---- Exercise inputs

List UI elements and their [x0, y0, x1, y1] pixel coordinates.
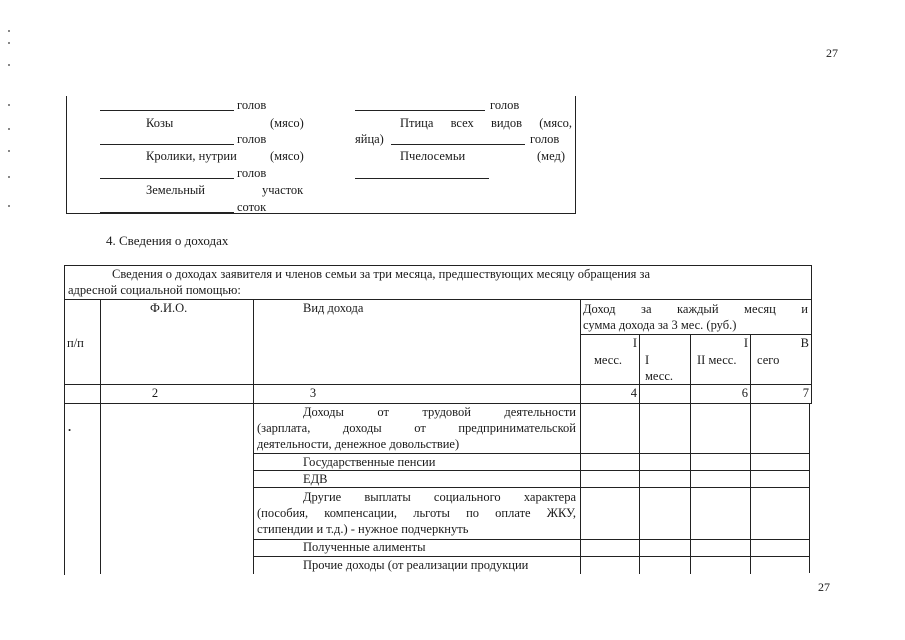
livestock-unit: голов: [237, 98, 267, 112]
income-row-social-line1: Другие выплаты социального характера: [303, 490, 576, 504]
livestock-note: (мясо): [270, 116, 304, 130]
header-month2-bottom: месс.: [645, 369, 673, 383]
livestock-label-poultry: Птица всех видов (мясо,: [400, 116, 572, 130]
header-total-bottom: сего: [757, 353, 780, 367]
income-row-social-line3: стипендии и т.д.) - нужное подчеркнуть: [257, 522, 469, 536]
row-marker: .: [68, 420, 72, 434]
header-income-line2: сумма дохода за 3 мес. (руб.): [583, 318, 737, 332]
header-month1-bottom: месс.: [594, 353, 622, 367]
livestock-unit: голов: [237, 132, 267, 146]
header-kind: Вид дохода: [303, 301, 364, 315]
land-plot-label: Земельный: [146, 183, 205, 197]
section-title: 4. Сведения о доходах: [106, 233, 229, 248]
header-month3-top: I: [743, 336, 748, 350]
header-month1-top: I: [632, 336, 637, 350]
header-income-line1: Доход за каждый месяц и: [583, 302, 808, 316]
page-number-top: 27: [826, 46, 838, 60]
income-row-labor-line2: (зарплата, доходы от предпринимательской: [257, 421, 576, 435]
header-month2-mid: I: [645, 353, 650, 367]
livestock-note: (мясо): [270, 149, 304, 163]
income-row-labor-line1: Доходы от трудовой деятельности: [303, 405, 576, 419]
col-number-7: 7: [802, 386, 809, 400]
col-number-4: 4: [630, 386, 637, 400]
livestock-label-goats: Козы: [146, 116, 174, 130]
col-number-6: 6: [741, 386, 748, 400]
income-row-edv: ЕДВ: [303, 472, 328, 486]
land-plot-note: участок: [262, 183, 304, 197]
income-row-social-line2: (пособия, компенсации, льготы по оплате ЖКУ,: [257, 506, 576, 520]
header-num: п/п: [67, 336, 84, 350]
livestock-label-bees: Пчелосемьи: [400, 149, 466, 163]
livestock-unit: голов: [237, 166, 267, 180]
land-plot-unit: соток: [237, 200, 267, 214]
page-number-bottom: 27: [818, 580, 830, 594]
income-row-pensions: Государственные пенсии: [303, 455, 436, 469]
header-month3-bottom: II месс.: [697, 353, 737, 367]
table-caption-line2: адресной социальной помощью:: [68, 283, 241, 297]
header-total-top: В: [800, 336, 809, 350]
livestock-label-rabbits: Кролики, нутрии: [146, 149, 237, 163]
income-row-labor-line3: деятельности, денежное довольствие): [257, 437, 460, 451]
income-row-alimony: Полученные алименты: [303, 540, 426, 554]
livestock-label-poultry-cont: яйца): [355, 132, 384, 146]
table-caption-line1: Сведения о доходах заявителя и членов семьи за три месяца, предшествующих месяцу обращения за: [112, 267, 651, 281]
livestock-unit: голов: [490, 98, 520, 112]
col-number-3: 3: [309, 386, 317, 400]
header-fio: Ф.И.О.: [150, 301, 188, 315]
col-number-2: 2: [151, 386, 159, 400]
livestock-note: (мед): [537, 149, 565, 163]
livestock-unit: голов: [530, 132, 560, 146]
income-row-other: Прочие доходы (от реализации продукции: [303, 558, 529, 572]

--------
---- Exercise inputs

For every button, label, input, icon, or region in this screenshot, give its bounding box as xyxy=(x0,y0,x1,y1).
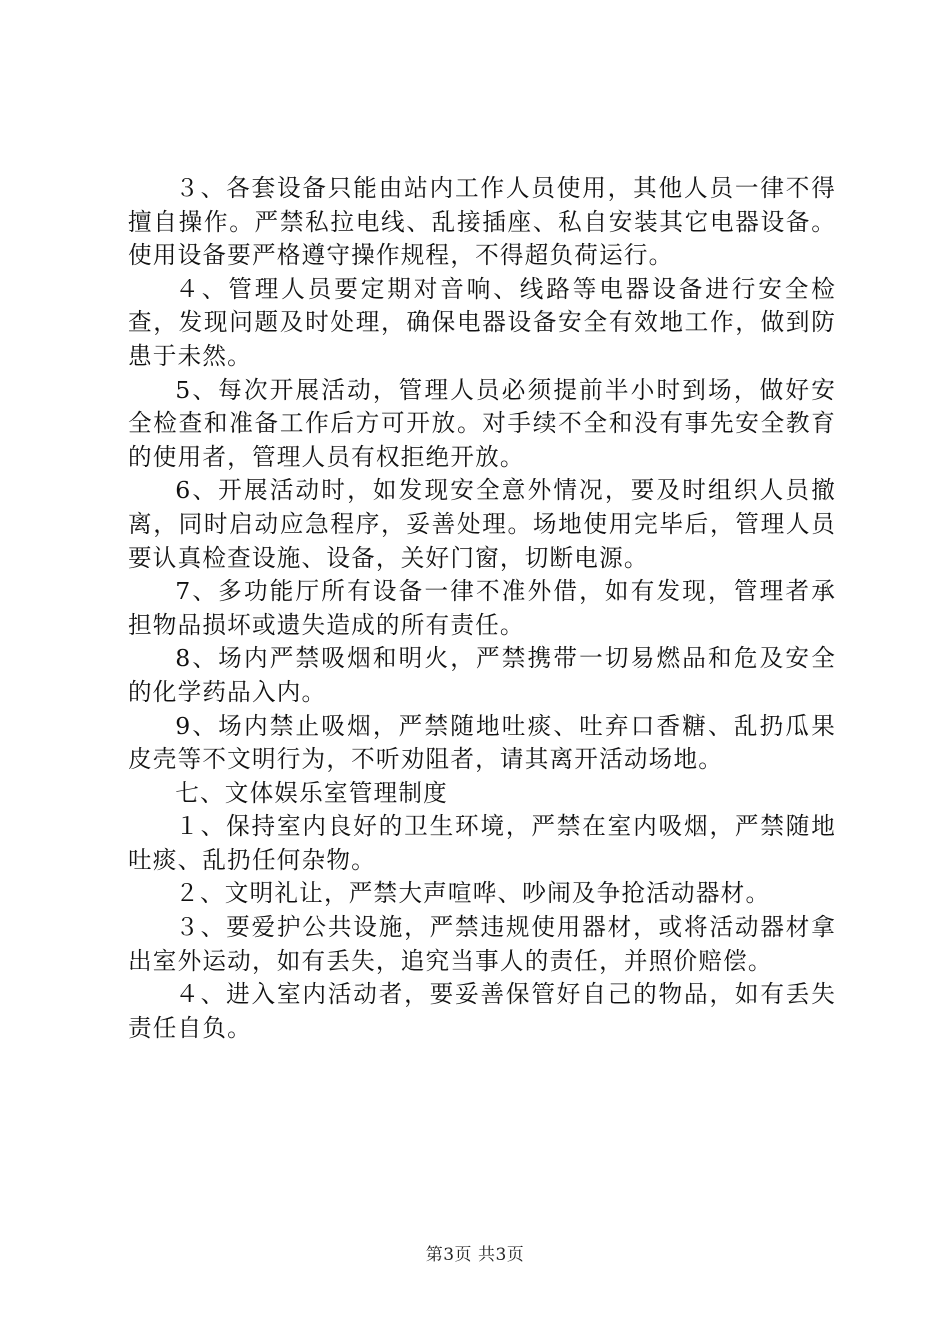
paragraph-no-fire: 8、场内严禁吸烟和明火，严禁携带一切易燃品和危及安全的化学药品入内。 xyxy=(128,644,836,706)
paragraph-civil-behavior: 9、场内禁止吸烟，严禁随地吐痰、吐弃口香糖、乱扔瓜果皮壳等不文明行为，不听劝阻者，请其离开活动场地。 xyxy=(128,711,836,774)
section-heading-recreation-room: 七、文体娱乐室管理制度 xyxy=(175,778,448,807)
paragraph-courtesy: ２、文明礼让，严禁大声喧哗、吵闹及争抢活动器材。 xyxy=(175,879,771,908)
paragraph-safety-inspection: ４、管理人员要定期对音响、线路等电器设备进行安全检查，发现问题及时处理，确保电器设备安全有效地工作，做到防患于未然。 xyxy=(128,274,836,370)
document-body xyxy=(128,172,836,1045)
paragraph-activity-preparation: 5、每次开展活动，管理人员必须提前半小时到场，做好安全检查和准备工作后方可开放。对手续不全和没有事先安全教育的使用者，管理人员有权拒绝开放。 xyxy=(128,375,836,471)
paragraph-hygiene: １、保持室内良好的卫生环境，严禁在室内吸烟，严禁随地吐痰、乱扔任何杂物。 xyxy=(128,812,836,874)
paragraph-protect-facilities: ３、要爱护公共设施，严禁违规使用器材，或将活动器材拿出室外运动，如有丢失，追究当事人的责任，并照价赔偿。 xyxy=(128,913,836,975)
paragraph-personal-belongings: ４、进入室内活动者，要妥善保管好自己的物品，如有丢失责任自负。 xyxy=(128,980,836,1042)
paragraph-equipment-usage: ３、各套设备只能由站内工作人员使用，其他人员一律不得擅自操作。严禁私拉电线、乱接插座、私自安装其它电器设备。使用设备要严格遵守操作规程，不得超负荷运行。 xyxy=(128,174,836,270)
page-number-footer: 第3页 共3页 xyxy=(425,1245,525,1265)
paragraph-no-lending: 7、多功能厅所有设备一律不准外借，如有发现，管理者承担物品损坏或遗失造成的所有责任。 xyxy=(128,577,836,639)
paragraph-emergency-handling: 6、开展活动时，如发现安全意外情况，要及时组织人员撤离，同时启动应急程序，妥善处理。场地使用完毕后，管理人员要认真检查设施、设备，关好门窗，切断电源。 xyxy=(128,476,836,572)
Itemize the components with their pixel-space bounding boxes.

--------

*What to do*: Take the entries above, starting with the line with "livestock-unit: голов: [237, 98, 267, 112]" and going on through the line with "col-number-7: 7: [802, 386, 809, 400]". Return only those lines, with "livestock-unit" changed to "animal-unit" and everything else unchanged.

*Reply to the task*:
animal-unit: голов: [237, 98, 267, 112]
income-row-social-line1: Другие выплаты социального характера: [303, 490, 576, 504]
livestock-note: (мясо): [270, 116, 304, 130]
header-month2-bottom: месс.: [645, 369, 673, 383]
livestock-label-poultry: Птица всех видов (мясо,: [400, 116, 572, 130]
header-total-bottom: сего: [757, 353, 780, 367]
income-row-social-line3: стипендии и т.д.) - нужное подчеркнуть: [257, 522, 469, 536]
row-marker: .: [68, 420, 72, 434]
header-income-line2: сумма дохода за 3 мес. (руб.): [583, 318, 737, 332]
header-month1-bottom: месс.: [594, 353, 622, 367]
animal-unit: голов: [237, 132, 267, 146]
header-kind: Вид дохода: [303, 301, 364, 315]
land-plot-label: Земельный: [146, 183, 205, 197]
section-title: 4. Сведения о доходах: [106, 233, 229, 248]
header-month3-top: I: [743, 336, 748, 350]
header-month1-top: I: [632, 336, 637, 350]
header-income-line1: Доход за каждый месяц и: [583, 302, 808, 316]
page-number-top: 27: [826, 46, 838, 60]
income-row-labor-line2: (зарплата, доходы от предпринимательской: [257, 421, 576, 435]
header-month2-mid: I: [645, 353, 650, 367]
livestock-note: (мясо): [270, 149, 304, 163]
income-row-labor-line1: Доходы от трудовой деятельности: [303, 405, 576, 419]
col-number-7: 7: [802, 386, 809, 400]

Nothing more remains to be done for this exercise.